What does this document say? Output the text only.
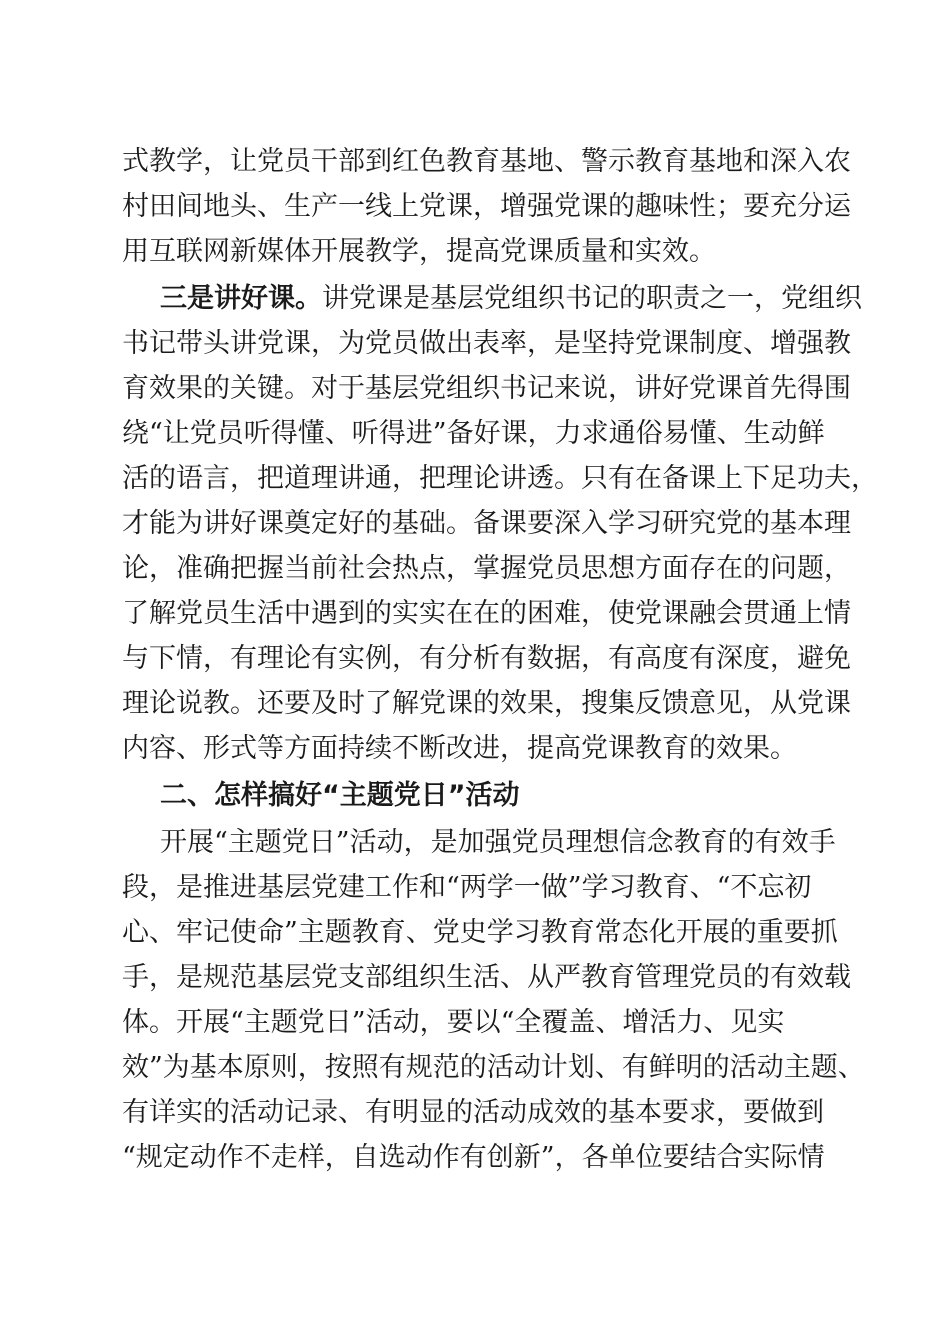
式教学，让党员干部到红色教育基地、警示教育基地和深入农
村田间地头、生产一线上党课，增强党课的趣味性；要充分运
用互联网新媒体开展教学，提高党课质量和实效。
三是讲好课。讲党课是基层党组织书记的职责之一，党组织
书记带头讲党课，为党员做出表率，是坚持党课制度、增强教
育效果的关键。对于基层党组织书记来说，讲好党课首先得围
绕“让党员听得懂、听得进”备好课，力求通俗易懂、生动鲜
活的语言，把道理讲通，把理论讲透。只有在备课上下足功夫，
才能为讲好课奠定好的基础。备课要深入学习研究党的基本理
论，准确把握当前社会热点，掌握党员思想方面存在的问题，
了解党员生活中遇到的实实在在的困难，使党课融会贯通上情
与下情，有理论有实例，有分析有数据，有高度有深度，避免
理论说教。还要及时了解党课的效果，搜集反馈意见，从党课
内容、形式等方面持续不断改进，提高党课教育的效果。
二、怎样搞好“主题党日”活动
开展“主题党日”活动，是加强党员理想信念教育的有效手
段，是推进基层党建工作和“两学一做”学习教育、“不忘初
心、牢记使命”主题教育、党史学习教育常态化开展的重要抓
手，是规范基层党支部组织生活、从严教育管理党员的有效载
体。开展“主题党日”活动，要以“全覆盖、增活力、见实
效”为基本原则，按照有规范的活动计划、有鲜明的活动主题、
有详实的活动记录、有明显的活动成效的基本要求，要做到
“规定动作不走样，自选动作有创新”，各单位要结合实际情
• • • • • • •
§ Stated goal
Copy all lines from the material that contain "主题党日".

§ Answer below
二、怎样搞好“主题党日”活动
开展“主题党日”活动，是加强党员理想信念教育的有效手
体。开展“主题党日”活动，要以“全覆盖、增活力、见实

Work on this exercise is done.